# Task statement
Without including any pictures, write out the listing below exactly.

# Records from a data source
────────────────────────────────────────
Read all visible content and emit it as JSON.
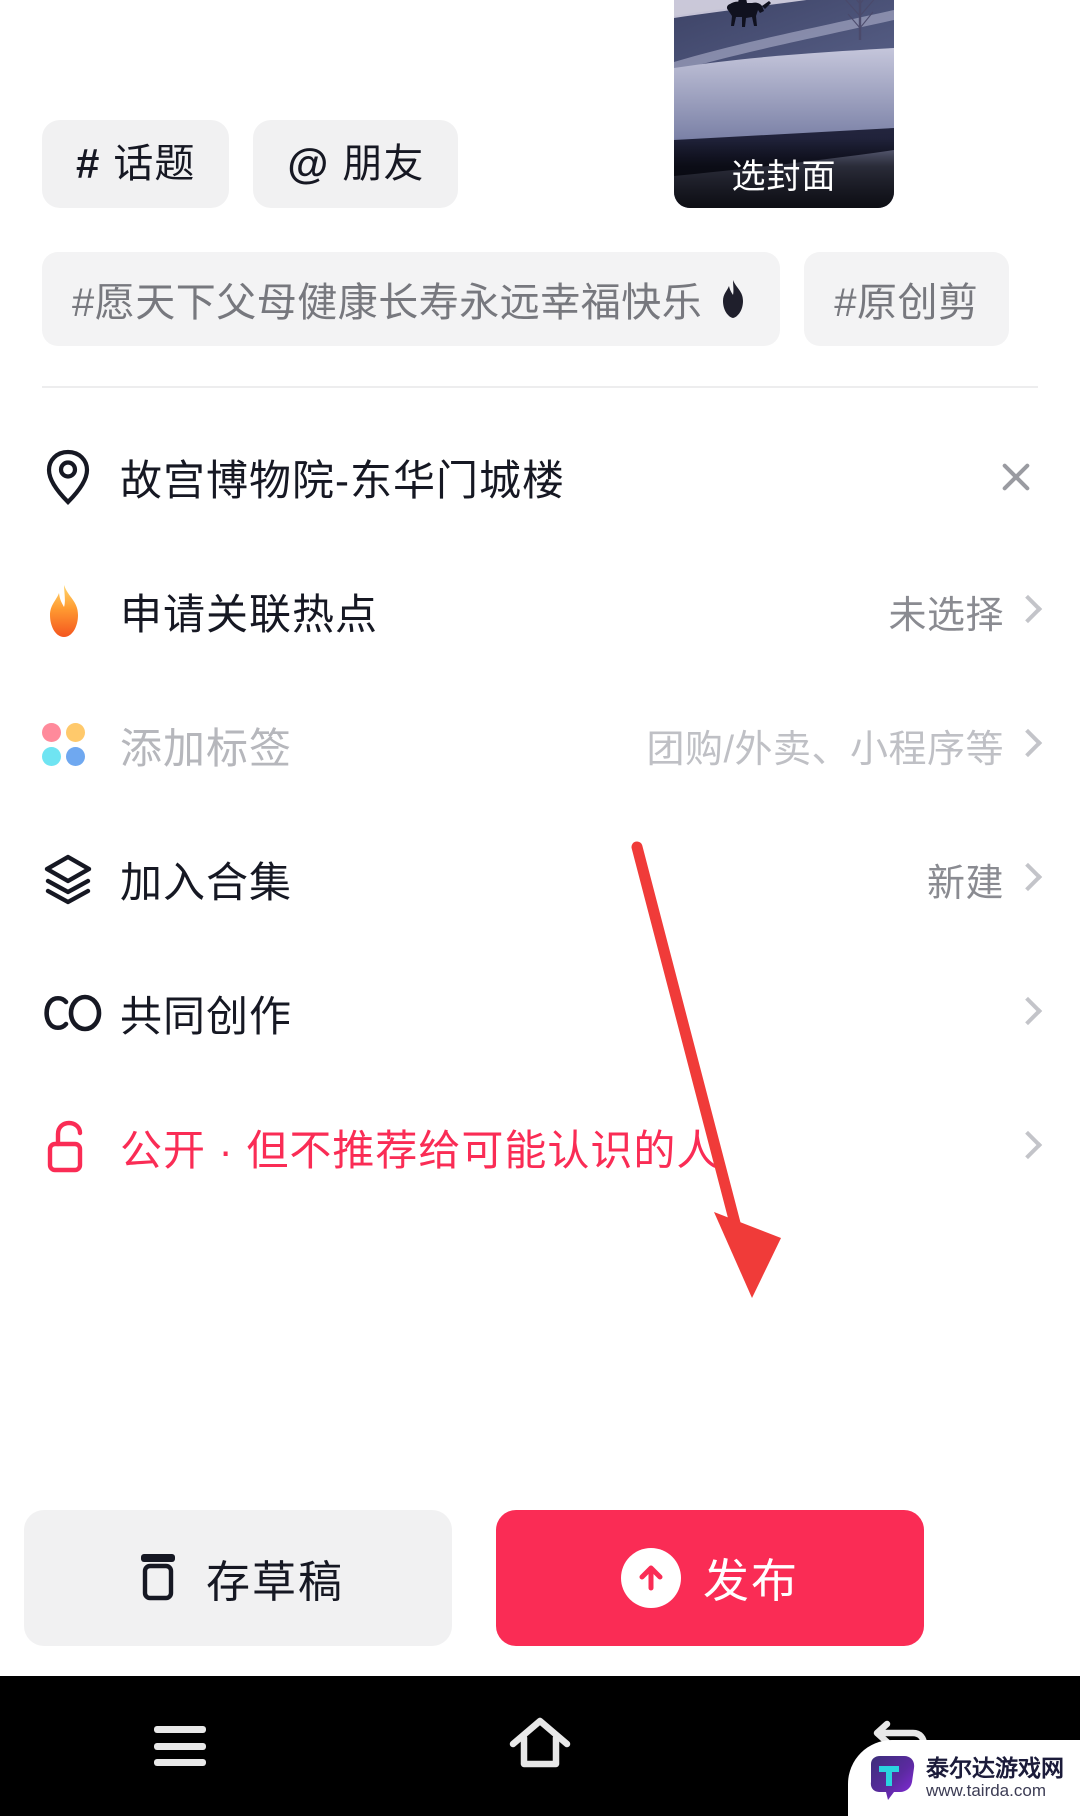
{
  "composer": {
    "actions": [
      {
        "symbol": "#",
        "label": "话题",
        "icon": "hash-icon"
      },
      {
        "symbol": "@",
        "label": "朋友",
        "icon": "at-icon"
      }
    ],
    "cover": {
      "label": "选封面",
      "icon": "cover-thumbnail"
    },
    "suggested_tags": [
      {
        "text": "#愿天下父母健康长寿永远幸福快乐",
        "trailing_icon": "flame-icon"
      },
      {
        "text": "#原创剪",
        "trailing_icon": ""
      }
    ]
  },
  "settings": {
    "rows": [
      {
        "icon": "location-pin-icon",
        "label": "故宫博物院-东华门城楼",
        "value": "",
        "trailing": "close-icon",
        "state": "active"
      },
      {
        "icon": "flame-icon",
        "label": "申请关联热点",
        "value": "未选择",
        "trailing": "chevron-right-icon",
        "state": "active"
      },
      {
        "icon": "four-dots-icon",
        "label": "添加标签",
        "value": "团购/外卖、小程序等",
        "trailing": "chevron-right-icon",
        "state": "disabled"
      },
      {
        "icon": "layers-icon",
        "label": "加入合集",
        "value": "新建",
        "trailing": "chevron-right-icon",
        "state": "active"
      },
      {
        "icon": "co-create-icon",
        "label": "共同创作",
        "value": "",
        "trailing": "chevron-right-icon",
        "state": "active"
      },
      {
        "icon": "unlock-icon",
        "label": "公开 · 但不推荐给可能认识的人",
        "value": "",
        "trailing": "chevron-right-icon",
        "state": "danger"
      }
    ]
  },
  "bottom_bar": {
    "draft": {
      "label": "存草稿",
      "icon": "draft-box-icon"
    },
    "publish": {
      "label": "发布",
      "icon": "arrow-up-circle-icon"
    }
  },
  "system_nav": {
    "items": [
      {
        "icon": "recents-menu-icon",
        "label": ""
      },
      {
        "icon": "home-icon",
        "label": ""
      },
      {
        "icon": "back-icon",
        "label": ""
      }
    ]
  },
  "watermark": {
    "title": "泰尔达游戏网",
    "url": "www.tairda.com",
    "icon": "tairda-logo-icon"
  },
  "colors": {
    "accent_red": "#fa2c55",
    "chip_bg": "#f1f1f2",
    "text_primary": "#161823",
    "text_secondary": "#8a8b91",
    "text_disabled": "#bfc0c5",
    "annotation_arrow": "#f03b39"
  }
}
────────────────────────────────────────
# Final answer
Read all visible content and emit it as JSON.
{
  "composer": {
    "actions": [
      {
        "symbol": "#",
        "label": "话题",
        "icon": "hash-icon"
      },
      {
        "symbol": "@",
        "label": "朋友",
        "icon": "at-icon"
      }
    ],
    "cover": {
      "label": "选封面",
      "icon": "cover-thumbnail"
    },
    "suggested_tags": [
      {
        "text": "#愿天下父母健康长寿永远幸福快乐",
        "trailing_icon": "flame-icon"
      },
      {
        "text": "#原创剪",
        "trailing_icon": ""
      }
    ]
  },
  "settings": {
    "rows": [
      {
        "icon": "location-pin-icon",
        "label": "故宫博物院-东华门城楼",
        "value": "",
        "trailing": "close-icon",
        "state": "active"
      },
      {
        "icon": "flame-icon",
        "label": "申请关联热点",
        "value": "未选择",
        "trailing": "chevron-right-icon",
        "state": "active"
      },
      {
        "icon": "four-dots-icon",
        "label": "添加标签",
        "value": "团购/外卖、小程序等",
        "trailing": "chevron-right-icon",
        "state": "disabled"
      },
      {
        "icon": "layers-icon",
        "label": "加入合集",
        "value": "新建",
        "trailing": "chevron-right-icon",
        "state": "active"
      },
      {
        "icon": "co-create-icon",
        "label": "共同创作",
        "value": "",
        "trailing": "chevron-right-icon",
        "state": "active"
      },
      {
        "icon": "unlock-icon",
        "label": "公开 · 但不推荐给可能认识的人",
        "value": "",
        "trailing": "chevron-right-icon",
        "state": "danger"
      }
    ]
  },
  "bottom_bar": {
    "draft": {
      "label": "存草稿",
      "icon": "draft-box-icon"
    },
    "publish": {
      "label": "发布",
      "icon": "arrow-up-circle-icon"
    }
  },
  "system_nav": {
    "items": [
      {
        "icon": "recents-menu-icon",
        "label": ""
      },
      {
        "icon": "home-icon",
        "label": ""
      },
      {
        "icon": "back-icon",
        "label": ""
      }
    ]
  },
  "watermark": {
    "title": "泰尔达游戏网",
    "url": "www.tairda.com",
    "icon": "tairda-logo-icon"
  },
  "colors": {
    "accent_red": "#fa2c55",
    "chip_bg": "#f1f1f2",
    "text_primary": "#161823",
    "text_secondary": "#8a8b91",
    "text_disabled": "#bfc0c5",
    "annotation_arrow": "#f03b39"
  }
}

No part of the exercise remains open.